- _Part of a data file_
○ ○ ○
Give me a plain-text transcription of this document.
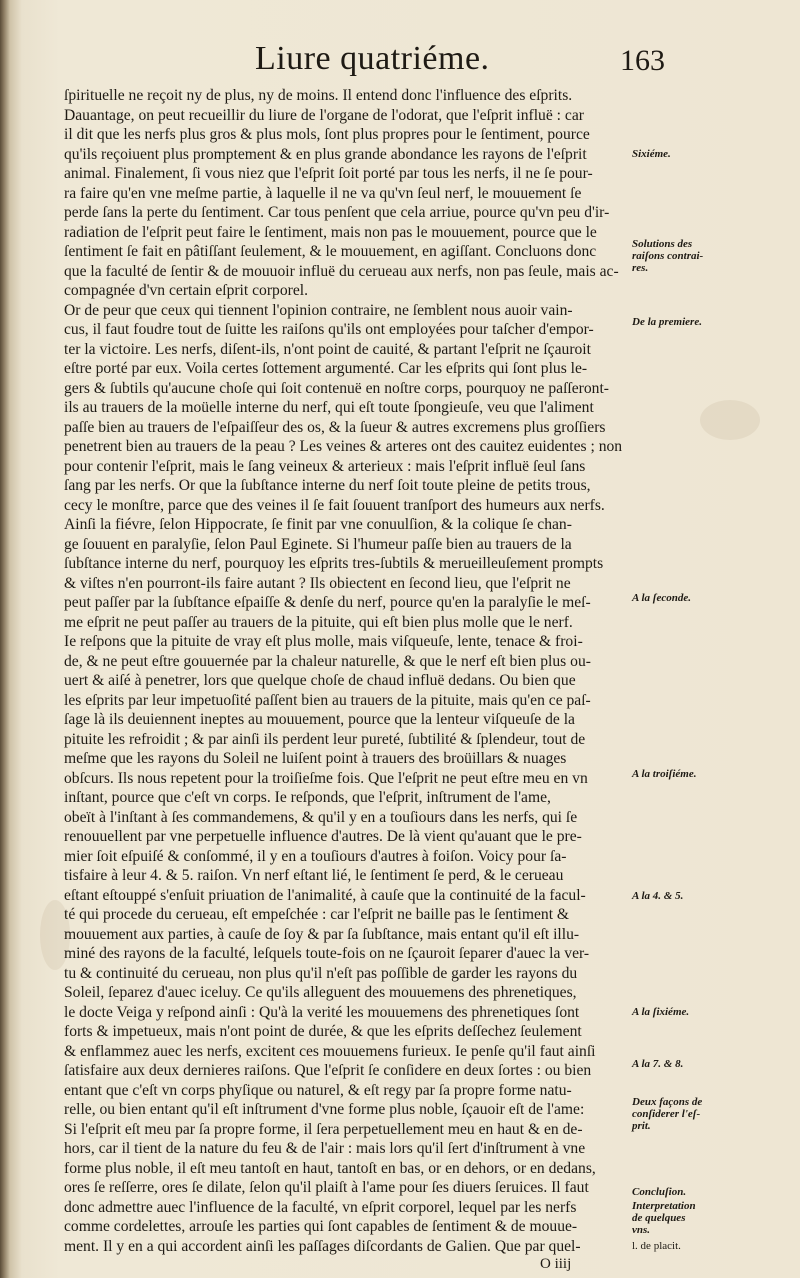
Liure quatriéme.	163
ſpirituelle ne reçoit ny de plus, ny de moins. Il entend donc l'influence des eſprits.
Dauantage, on peut recueillir du liure de l'organe de l'odorat, que l'eſprit influë : car
il dit que les nerfs plus gros & plus mols, ſont plus propres pour le ſentiment, pource
qu'ils reçoiuent plus promptement & en plus grande abondance les rayons de l'eſprit
animal. Finalement, ſi vous niez que l'eſprit ſoit porté par tous les nerfs, il ne ſe pour-
ra faire qu'en vne meſme partie, à laquelle il ne va qu'vn ſeul nerf, le mouuement ſe
perde ſans la perte du ſentiment. Car tous penſent que cela arriue, pource qu'vn peu d'ir-
radiation de l'eſprit peut faire le ſentiment, mais non pas le mouuement, pource que le
ſentiment ſe fait en pâtiſſant ſeulement, & le mouuement, en agiſſant. Concluons donc
que la faculté de ſentir & de mouuoir influë du cerueau aux nerfs, non pas ſeule, mais ac-
compagnée d'vn certain eſprit corporel.
Or de peur que ceux qui tiennent l'opinion contraire, ne ſemblent nous auoir vain-
cus, il faut foudre tout de ſuitte les raiſons qu'ils ont employées pour taſcher d'empor-
ter la victoire. Les nerfs, diſent-ils, n'ont point de cauité, & partant l'eſprit ne ſçauroit
eſtre porté par eux. Voila certes ſottement argumenté. Car les eſprits qui ſont plus le-
gers & ſubtils qu'aucune choſe qui ſoit contenuë en noſtre corps, pourquoy ne paſſeront-
ils au trauers de la moüelle interne du nerf, qui eſt toute ſpongieuſe, veu que l'aliment
paſſe bien au trauers de l'eſpaiſſeur des os, & la ſueur & autres excremens plus groſſiers
penetrent bien au trauers de la peau ? Les veines & arteres ont des cauitez euidentes ; non
pour contenir l'eſprit, mais le ſang veineux & arterieux : mais l'eſprit influë ſeul ſans
ſang par les nerfs. Or que la ſubſtance interne du nerf ſoit toute pleine de petits trous,
cecy le monſtre, parce que des veines il ſe fait ſouuent tranſport des humeurs aux nerfs.
Ainſi la fiévre, ſelon Hippocrate, ſe finit par vne conuulſion, & la colique ſe chan-
ge ſouuent en paralyſie, ſelon Paul Eginete. Si l'humeur paſſe bien au trauers de la
ſubſtance interne du nerf, pourquoy les eſprits tres-ſubtils & merueilleuſement prompts
& viſtes n'en pourront-ils faire autant ? Ils obiectent en ſecond lieu, que l'eſprit ne
peut paſſer par la ſubſtance eſpaiſſe & denſe du nerf, pource qu'en la paralyſie le meſ-
me eſprit ne peut paſſer au trauers de la pituite, qui eſt bien plus molle que le nerf.
Ie reſpons que la pituite de vray eſt plus molle, mais viſqueuſe, lente, tenace & froi-
de, & ne peut eſtre gouuernée par la chaleur naturelle, & que le nerf eſt bien plus ou-
uert & aiſé à penetrer, lors que quelque choſe de chaud influë dedans. Ou bien que
les eſprits par leur impetuoſité paſſent bien au trauers de la pituite, mais qu'en ce paſ-
ſage là ils deuiennent ineptes au mouuement, pource que la lenteur viſqueuſe de la
pituite les refroidit ; & par ainſi ils perdent leur pureté, ſubtilité & ſplendeur, tout de
meſme que les rayons du Soleil ne luiſent point à trauers des broüillars & nuages
obſcurs. Ils nous repetent pour la troiſieſme fois. Que l'eſprit ne peut eſtre meu en vn
inſtant, pource que c'eſt vn corps. Ie reſponds, que l'eſprit, inſtrument de l'ame,
obeït à l'inſtant à ſes commandemens, & qu'il y en a touſiours dans les nerfs, qui ſe
renouuellent par vne perpetuelle influence d'autres. De là vient qu'auant que le pre-
mier ſoit eſpuiſé & conſommé, il y en a touſiours d'autres à foiſon. Voicy pour ſa-
tisfaire à leur 4. & 5. raiſon. Vn nerf eſtant lié, le ſentiment ſe perd, & le cerueau
eſtant eſtouppé s'enſuit priuation de l'animalité, à cauſe que la continuité de la facul-
té qui procede du cerueau, eſt empeſchée : car l'eſprit ne baille pas le ſentiment &
mouuement aux parties, à cauſe de ſoy & par ſa ſubſtance, mais entant qu'il eſt illu-
miné des rayons de la faculté, leſquels toute-fois on ne ſçauroit ſeparer d'auec la ver-
tu & continuité du cerueau, non plus qu'il n'eſt pas poſſible de garder les rayons du
Soleil, ſeparez d'auec iceluy. Ce qu'ils alleguent des mouuemens des phrenetiques,
le docte Veiga y reſpond ainſi : Qu'à la verité les mouuemens des phrenetiques ſont
forts & impetueux, mais n'ont point de durée, & que les eſprits deſſechez ſeulement
& enflammez auec les nerfs, excitent ces mouuemens furieux. Ie penſe qu'il faut ainſi
ſatisfaire aux deux dernieres raiſons. Que l'eſprit ſe conſidere en deux ſortes : ou bien
entant que c'eſt vn corps phyſique ou naturel, & eſt regy par ſa propre forme natu-
relle, ou bien entant qu'il eſt inſtrument d'vne forme plus noble, ſçauoir eſt de l'ame:
Si l'eſprit eſt meu par ſa propre forme, il ſera perpetuellement meu en haut & en de-
hors, car il tient de la nature du feu & de l'air : mais lors qu'il ſert d'inſtrument à vne
forme plus noble, il eſt meu tantoſt en haut, tantoſt en bas, or en dehors, or en dedans,
ores ſe reſſerre, ores ſe dilate, ſelon qu'il plaiſt à l'ame pour ſes diuers ſeruices. Il faut
donc admettre auec l'influence de la faculté, vn eſprit corporel, lequel par les nerfs
comme cordelettes, arrouſe les parties qui ſont capables de ſentiment & de mouue-
ment. Il y en a qui accordent ainſi les paſſages diſcordants de Galien. Que par quel-
Sixiéme.
Solutions des
raiſons contrai-
res.
De la premiere.
A la ſeconde.
A la troiſiéme.
A la 4. & 5.
A la ſixiéme.
A la 7. & 8.
Deux façons de
conſiderer l'eſ-
prit.
Concluſion.
Interpretation
de quelques
vns.
l. de placit.
O iiij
○ ○ ○
- _WHAT THE EXERCISE ASKS_
Copy all lines from the data that hold the word "donc".

- _RESULT BELOW_
ſpirituelle ne reçoit ny de plus, ny de moins. Il entend donc l'influence des eſprits.
ſentiment ſe fait en pâtiſſant ſeulement, & le mouuement, en agiſſant. Concluons donc
donc admettre auec l'influence de la faculté, vn eſprit corporel, lequel par les nerfs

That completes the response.